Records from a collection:
####

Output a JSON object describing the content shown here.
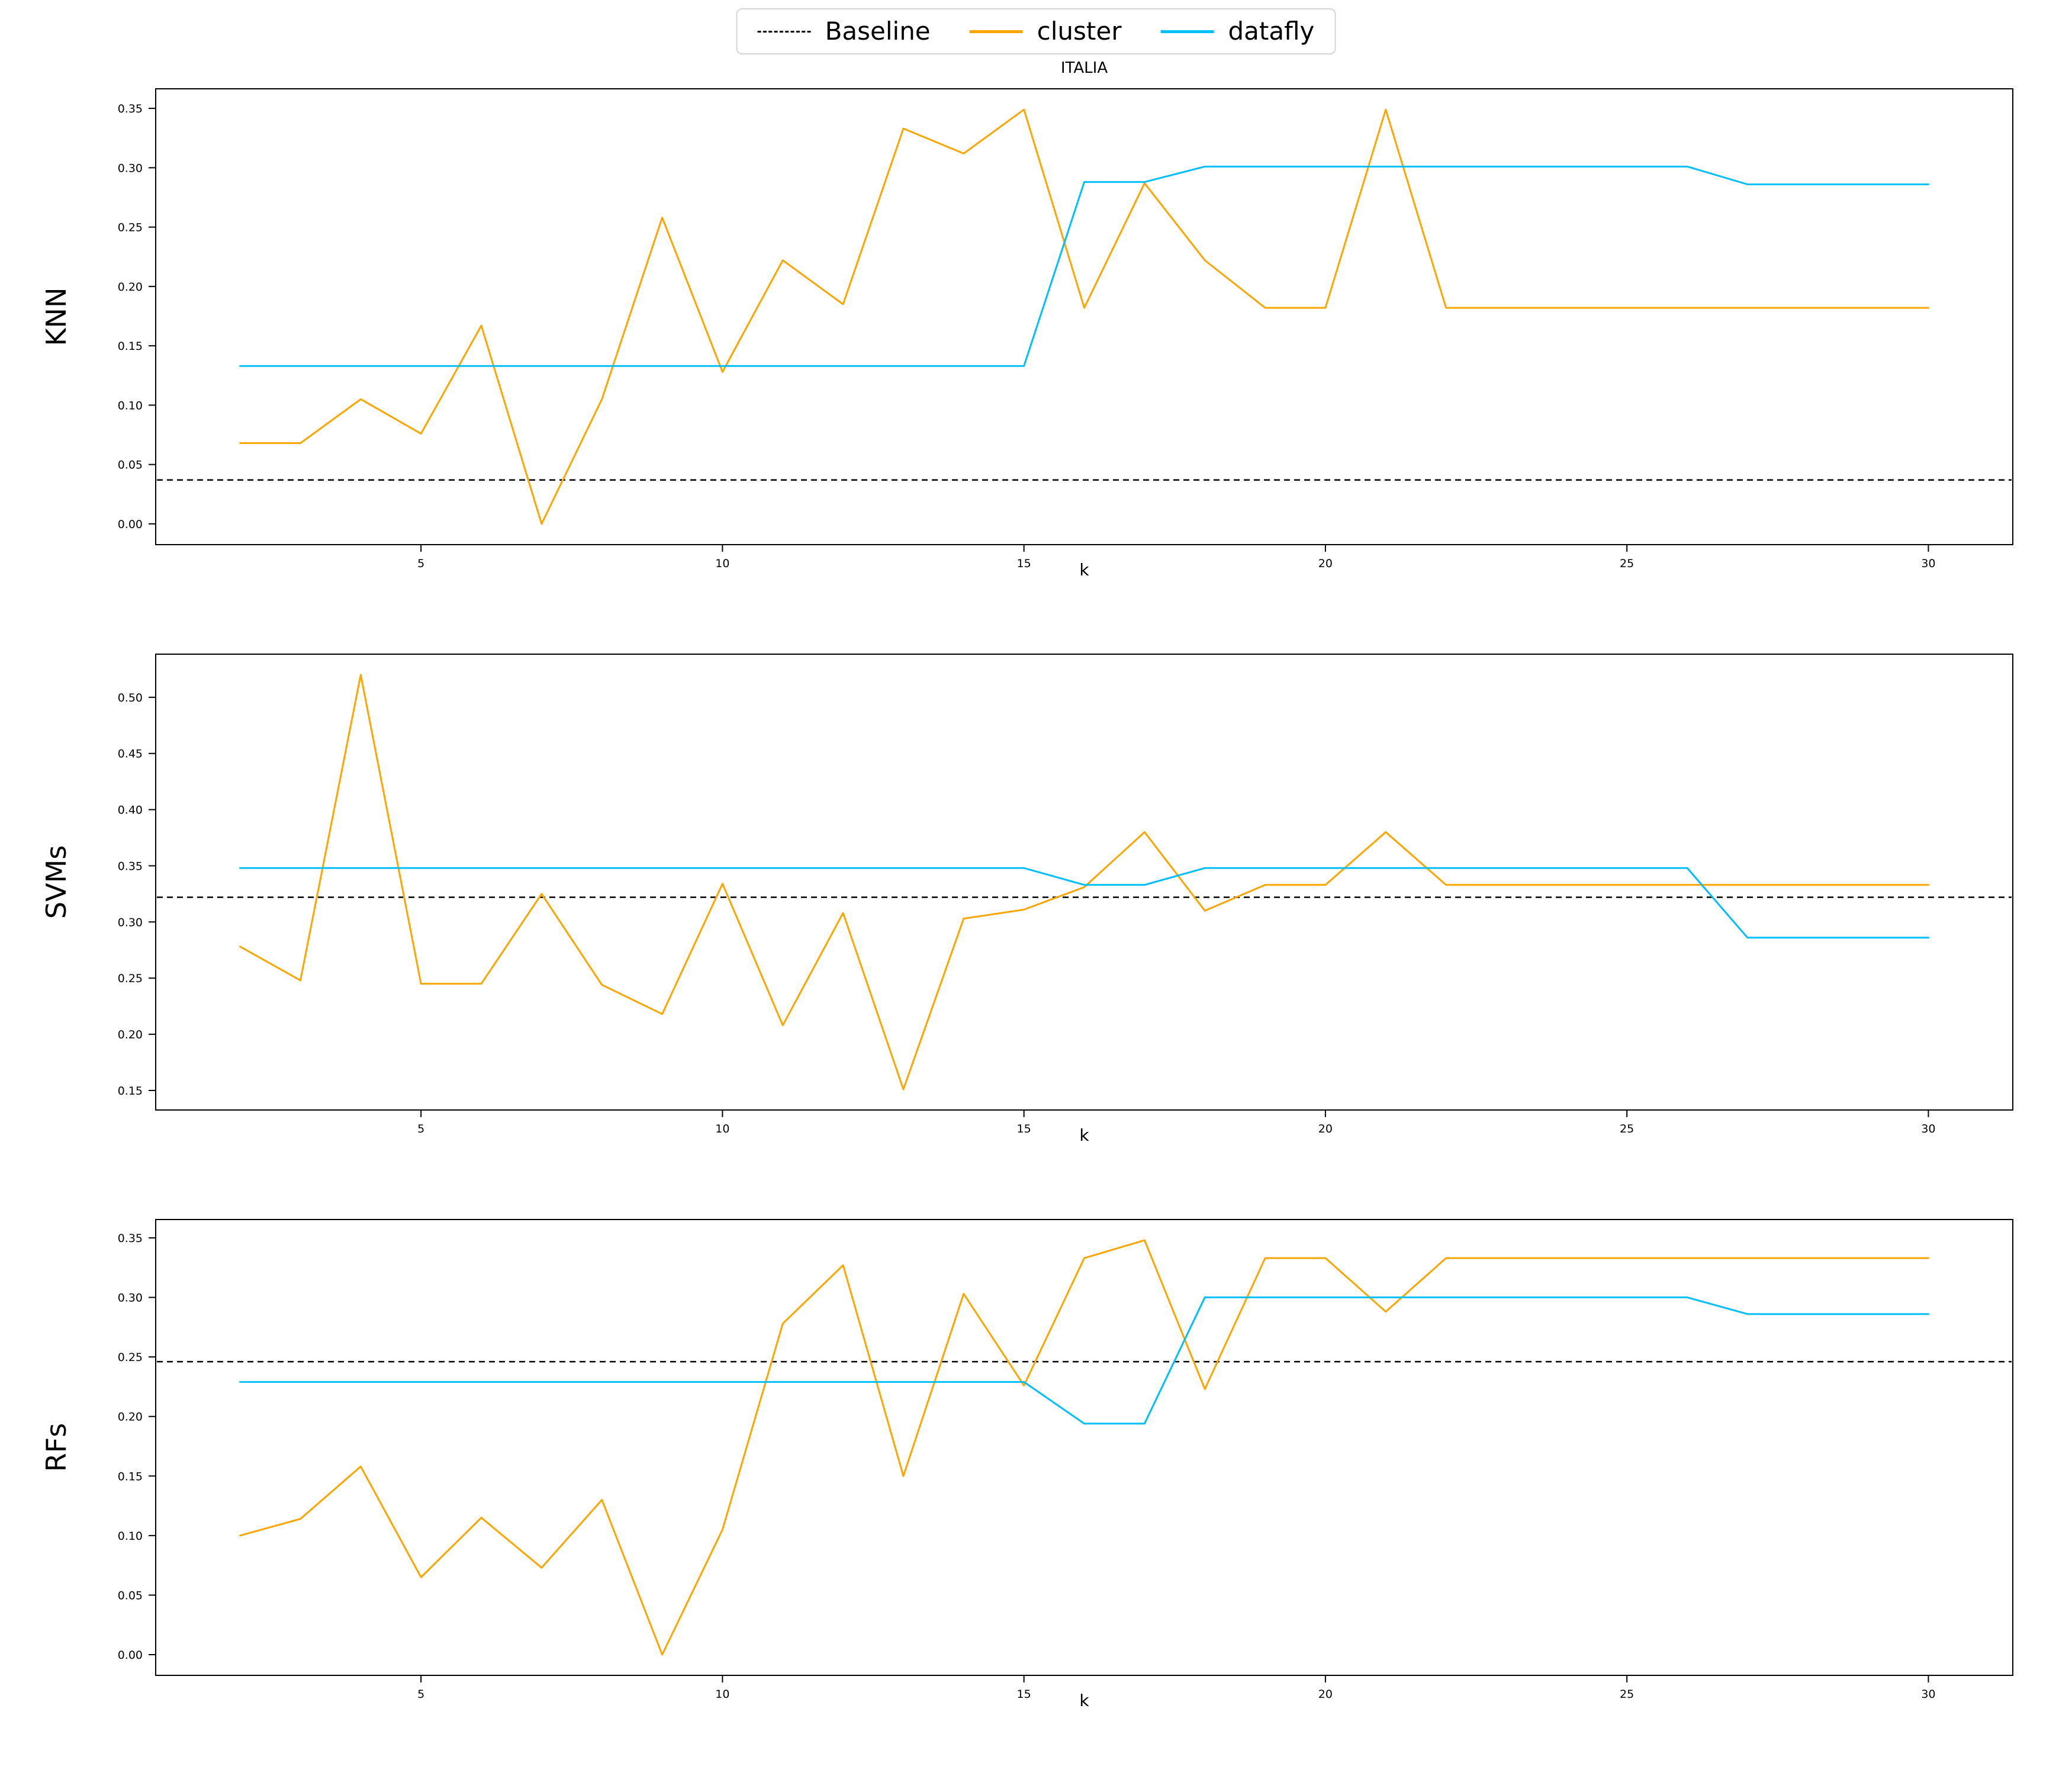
{
  "title": "ITALIA",
  "xlabel": "k",
  "colors": {
    "baseline": "#000000",
    "cluster": "#ffa500",
    "datafly": "#00bfff"
  },
  "legend": {
    "position": "upper center",
    "items": [
      {
        "label": "Baseline",
        "series": "baseline",
        "style": "dashed"
      },
      {
        "label": "cluster",
        "series": "cluster",
        "style": "solid"
      },
      {
        "label": "datafly",
        "series": "datafly",
        "style": "solid"
      }
    ]
  },
  "x_ticks": [
    5,
    10,
    15,
    20,
    25,
    30
  ],
  "chart_data": [
    {
      "name": "knn",
      "type": "line",
      "title": "ITALIA",
      "ylabel": "KNN",
      "xlabel": "k",
      "grid": false,
      "x": [
        2,
        3,
        4,
        5,
        6,
        7,
        8,
        9,
        10,
        11,
        12,
        13,
        14,
        15,
        16,
        17,
        18,
        19,
        20,
        21,
        22,
        23,
        24,
        25,
        26,
        27,
        28,
        29,
        30
      ],
      "baseline": 0.037,
      "series": [
        {
          "name": "cluster",
          "values": [
            0.068,
            0.068,
            0.105,
            0.076,
            0.167,
            0.0,
            0.105,
            0.258,
            0.128,
            0.222,
            0.185,
            0.333,
            0.312,
            0.349,
            0.182,
            0.287,
            0.222,
            0.182,
            0.182,
            0.349,
            0.182,
            0.182,
            0.182,
            0.182,
            0.182,
            0.182,
            0.182,
            0.182,
            0.182
          ]
        },
        {
          "name": "datafly",
          "values": [
            0.133,
            0.133,
            0.133,
            0.133,
            0.133,
            0.133,
            0.133,
            0.133,
            0.133,
            0.133,
            0.133,
            0.133,
            0.133,
            0.133,
            0.288,
            0.288,
            0.301,
            0.301,
            0.301,
            0.301,
            0.301,
            0.301,
            0.301,
            0.301,
            0.301,
            0.286,
            0.286,
            0.286,
            0.286
          ]
        }
      ],
      "yticks": [
        0.0,
        0.05,
        0.1,
        0.15,
        0.2,
        0.25,
        0.3,
        0.35
      ],
      "xticks": [
        5,
        10,
        15,
        20,
        25,
        30
      ],
      "xlim": [
        0.6,
        31.4
      ],
      "ylim": [
        -0.0175,
        0.3665
      ]
    },
    {
      "name": "svms",
      "type": "line",
      "title": "",
      "ylabel": "SVMs",
      "xlabel": "k",
      "grid": false,
      "x": [
        2,
        3,
        4,
        5,
        6,
        7,
        8,
        9,
        10,
        11,
        12,
        13,
        14,
        15,
        16,
        17,
        18,
        19,
        20,
        21,
        22,
        23,
        24,
        25,
        26,
        27,
        28,
        29,
        30
      ],
      "baseline": 0.322,
      "series": [
        {
          "name": "cluster",
          "values": [
            0.278,
            0.248,
            0.52,
            0.245,
            0.245,
            0.325,
            0.244,
            0.218,
            0.334,
            0.208,
            0.308,
            0.151,
            0.303,
            0.311,
            0.331,
            0.38,
            0.31,
            0.333,
            0.333,
            0.38,
            0.333,
            0.333,
            0.333,
            0.333,
            0.333,
            0.333,
            0.333,
            0.333,
            0.333
          ]
        },
        {
          "name": "datafly",
          "values": [
            0.348,
            0.348,
            0.348,
            0.348,
            0.348,
            0.348,
            0.348,
            0.348,
            0.348,
            0.348,
            0.348,
            0.348,
            0.348,
            0.348,
            0.333,
            0.333,
            0.348,
            0.348,
            0.348,
            0.348,
            0.348,
            0.348,
            0.348,
            0.348,
            0.348,
            0.286,
            0.286,
            0.286,
            0.286
          ]
        }
      ],
      "yticks": [
        0.15,
        0.2,
        0.25,
        0.3,
        0.35,
        0.4,
        0.45,
        0.5
      ],
      "xticks": [
        5,
        10,
        15,
        20,
        25,
        30
      ],
      "xlim": [
        0.6,
        31.4
      ],
      "ylim": [
        0.1326,
        0.5384
      ]
    },
    {
      "name": "rfs",
      "type": "line",
      "title": "",
      "ylabel": "RFs",
      "xlabel": "k",
      "grid": false,
      "x": [
        2,
        3,
        4,
        5,
        6,
        7,
        8,
        9,
        10,
        11,
        12,
        13,
        14,
        15,
        16,
        17,
        18,
        19,
        20,
        21,
        22,
        23,
        24,
        25,
        26,
        27,
        28,
        29,
        30
      ],
      "baseline": 0.246,
      "series": [
        {
          "name": "cluster",
          "values": [
            0.1,
            0.114,
            0.158,
            0.065,
            0.115,
            0.073,
            0.13,
            0.0,
            0.105,
            0.278,
            0.327,
            0.15,
            0.303,
            0.226,
            0.333,
            0.348,
            0.223,
            0.333,
            0.333,
            0.288,
            0.333,
            0.333,
            0.333,
            0.333,
            0.333,
            0.333,
            0.333,
            0.333,
            0.333
          ]
        },
        {
          "name": "datafly",
          "values": [
            0.229,
            0.229,
            0.229,
            0.229,
            0.229,
            0.229,
            0.229,
            0.229,
            0.229,
            0.229,
            0.229,
            0.229,
            0.229,
            0.229,
            0.194,
            0.194,
            0.3,
            0.3,
            0.3,
            0.3,
            0.3,
            0.3,
            0.3,
            0.3,
            0.3,
            0.286,
            0.286,
            0.286,
            0.286
          ]
        }
      ],
      "yticks": [
        0.0,
        0.05,
        0.1,
        0.15,
        0.2,
        0.25,
        0.3,
        0.35
      ],
      "xticks": [
        5,
        10,
        15,
        20,
        25,
        30
      ],
      "xlim": [
        0.6,
        31.4
      ],
      "ylim": [
        -0.0174,
        0.3654
      ]
    }
  ]
}
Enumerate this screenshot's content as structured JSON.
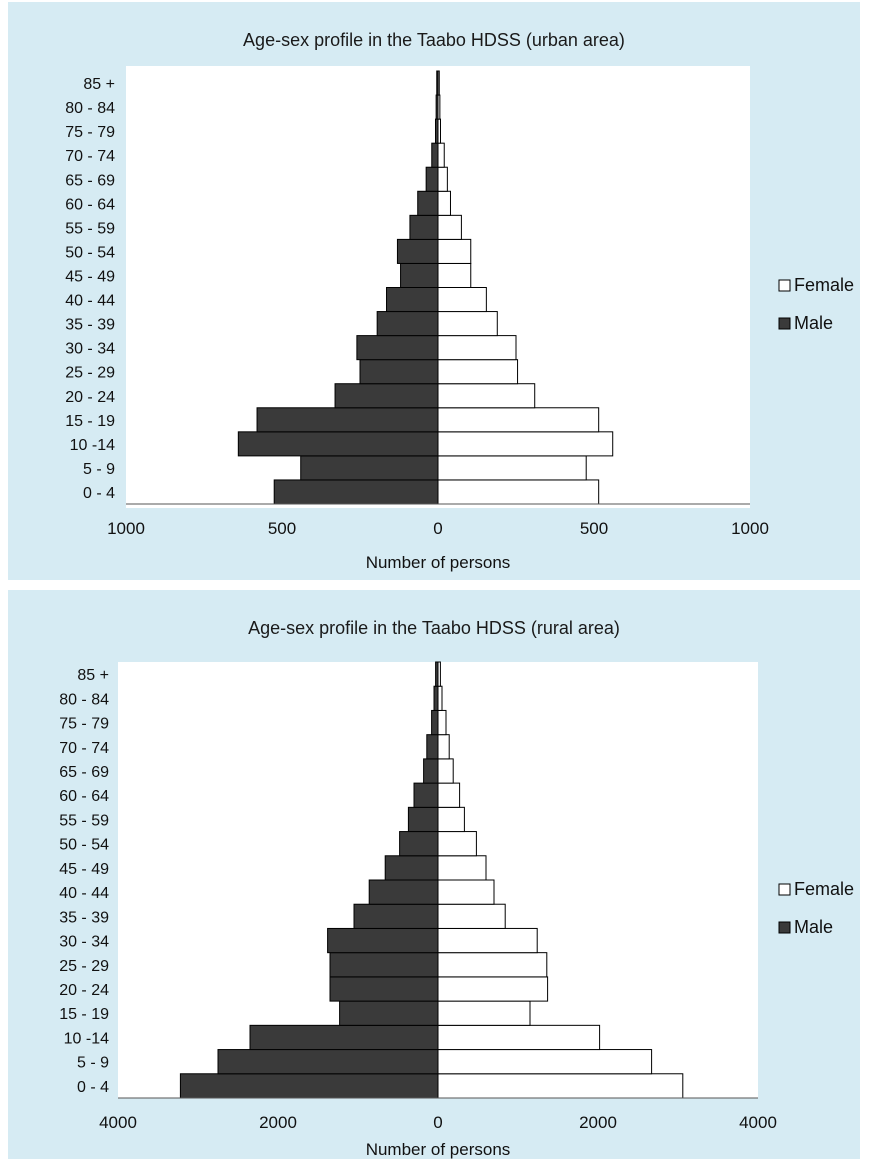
{
  "chart_data": [
    {
      "type": "bar",
      "orientation": "horizontal-pyramid",
      "title": "Age-sex profile in the Taabo HDSS (urban area)",
      "xlabel": "Number of persons",
      "ylabel": "",
      "categories": [
        "0 - 4",
        "5 - 9",
        "10 -14",
        "15 - 19",
        "20 - 24",
        "25 - 29",
        "30 - 34",
        "35 - 39",
        "40 - 44",
        "45 - 49",
        "50 - 54",
        "55 - 59",
        "60 - 64",
        "65 - 69",
        "70 - 74",
        "75 - 79",
        "80 - 84",
        "85 +"
      ],
      "series": [
        {
          "name": "Male",
          "color": "#3a3a3a",
          "values": [
            525,
            440,
            640,
            580,
            330,
            250,
            260,
            195,
            165,
            120,
            130,
            90,
            65,
            38,
            20,
            8,
            6,
            4
          ]
        },
        {
          "name": "Female",
          "color": "#ffffff",
          "values": [
            515,
            475,
            560,
            515,
            310,
            255,
            250,
            190,
            155,
            105,
            105,
            75,
            40,
            30,
            20,
            8,
            6,
            4
          ]
        }
      ],
      "xlim": [
        -1000,
        1000
      ],
      "ticks": [
        {
          "value": -1000,
          "label": "1000"
        },
        {
          "value": -500,
          "label": "500"
        },
        {
          "value": 0,
          "label": "0"
        },
        {
          "value": 500,
          "label": "500"
        },
        {
          "value": 1000,
          "label": "1000"
        }
      ],
      "legend": "right",
      "grid": false
    },
    {
      "type": "bar",
      "orientation": "horizontal-pyramid",
      "title": "Age-sex profile in the Taabo HDSS (rural area)",
      "xlabel": "Number of persons",
      "ylabel": "",
      "categories": [
        "0 - 4",
        "5 - 9",
        "10 -14",
        "15 - 19",
        "20 - 24",
        "25 - 29",
        "30 - 34",
        "35 - 39",
        "40 - 44",
        "45 - 49",
        "50 - 54",
        "55 - 59",
        "60 - 64",
        "65 - 69",
        "70 - 74",
        "75 - 79",
        "80 - 84",
        "85 +"
      ],
      "series": [
        {
          "name": "Male",
          "color": "#3a3a3a",
          "values": [
            3220,
            2750,
            2350,
            1230,
            1350,
            1350,
            1380,
            1050,
            860,
            660,
            480,
            370,
            300,
            180,
            140,
            80,
            50,
            30
          ]
        },
        {
          "name": "Female",
          "color": "#ffffff",
          "values": [
            3060,
            2670,
            2020,
            1150,
            1370,
            1360,
            1240,
            840,
            700,
            600,
            480,
            330,
            270,
            190,
            140,
            100,
            50,
            30
          ]
        }
      ],
      "xlim": [
        -4000,
        4000
      ],
      "ticks": [
        {
          "value": -4000,
          "label": "4000"
        },
        {
          "value": -2000,
          "label": "2000"
        },
        {
          "value": 0,
          "label": "0"
        },
        {
          "value": 2000,
          "label": "2000"
        },
        {
          "value": 4000,
          "label": "4000"
        }
      ],
      "legend": "right",
      "grid": false
    }
  ]
}
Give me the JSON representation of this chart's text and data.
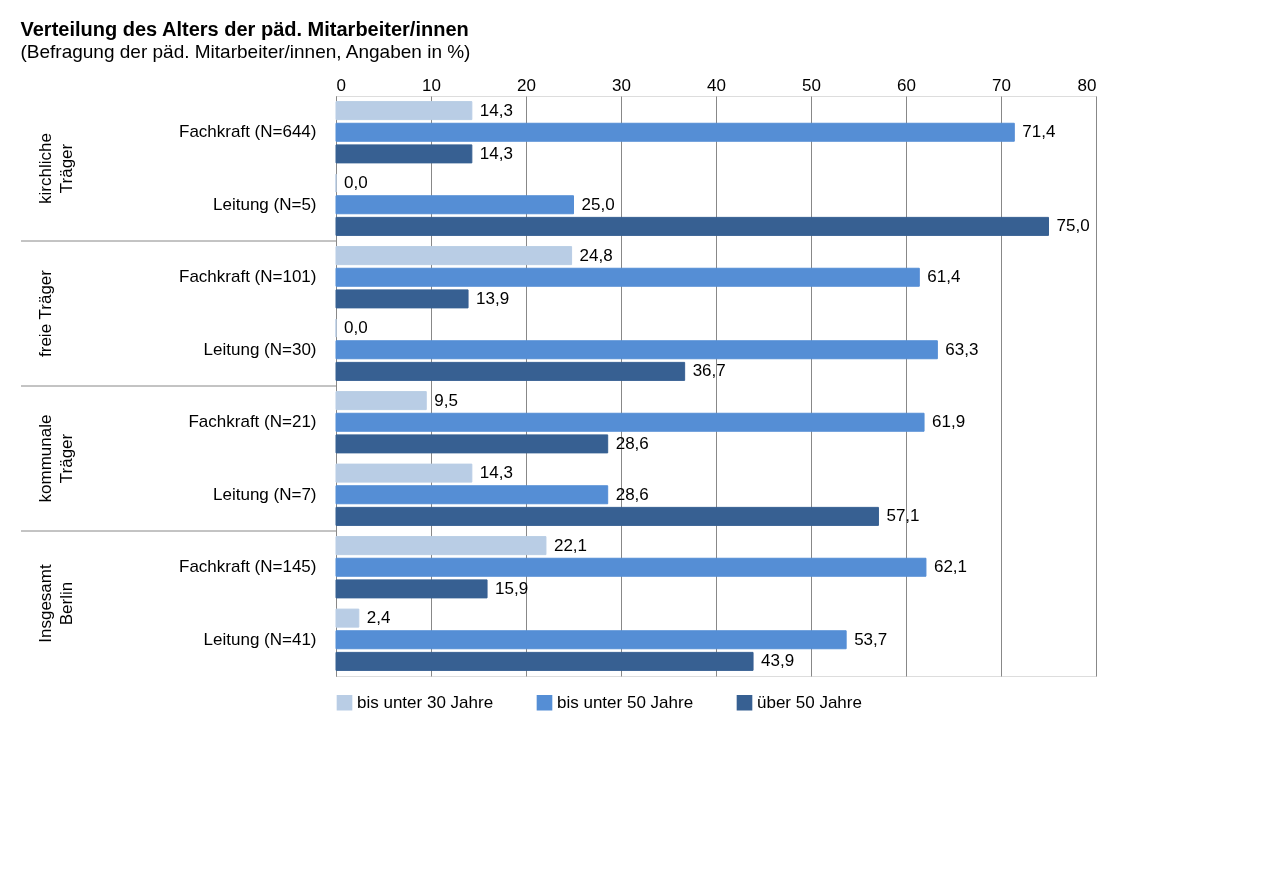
{
  "chart_data": {
    "type": "bar",
    "orientation": "horizontal",
    "title": "Verteilung des Alters der päd. Mitarbeiter/innen",
    "subtitle": "(Befragung der päd. Mitarbeiter/innen, Angaben in %)",
    "categories": [
      "Fachkraft (N=644)",
      "Leitung (N=5)",
      "Fachkraft (N=101)",
      "Leitung (N=30)",
      "Fachkraft (N=21)",
      "Leitung (N=7)",
      "Fachkraft (N=145)",
      "Leitung (N=41)"
    ],
    "annotations": [
      "kirchliche Träger",
      "freie Träger",
      "kommunale Träger",
      "Insgesamt Berlin"
    ],
    "series": [
      {
        "name": "bis unter 30 Jahre",
        "color": "#b9cde5",
        "values": [
          14.3,
          0.0,
          24.8,
          0.0,
          9.5,
          14.3,
          22.1,
          2.4
        ],
        "value_labels": [
          "14,3",
          "0,0",
          "24,8",
          "0,0",
          "9,5",
          "14,3",
          "22,1",
          "2,4"
        ]
      },
      {
        "name": "bis unter 50 Jahre",
        "color": "#558ed5",
        "values": [
          71.4,
          25.0,
          61.4,
          63.3,
          61.9,
          28.6,
          62.1,
          53.7
        ],
        "value_labels": [
          "71,4",
          "25,0",
          "61,4",
          "63,3",
          "61,9",
          "28,6",
          "62,1",
          "53,7"
        ]
      },
      {
        "name": "über 50 Jahre",
        "color": "#376092",
        "values": [
          14.3,
          75.0,
          13.9,
          36.7,
          28.6,
          57.1,
          15.9,
          43.9
        ],
        "value_labels": [
          "14,3",
          "75,0",
          "13,9",
          "36,7",
          "28,6",
          "57,1",
          "15,9",
          "43,9"
        ]
      }
    ],
    "xlim": [
      0,
      80
    ],
    "xticks": [
      0,
      10,
      20,
      30,
      40,
      50,
      60,
      70,
      80
    ],
    "grid": "x",
    "legend": "bottom"
  }
}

####

■ TASK DETAILS
Report each line in the preceding entries that holds the string "JSON".

■ FINAL RESULT
Output a JSON object describing the content shown here.
Enumerate this screenshot's content as structured JSON.
Give me the JSON representation of this chart's text and data.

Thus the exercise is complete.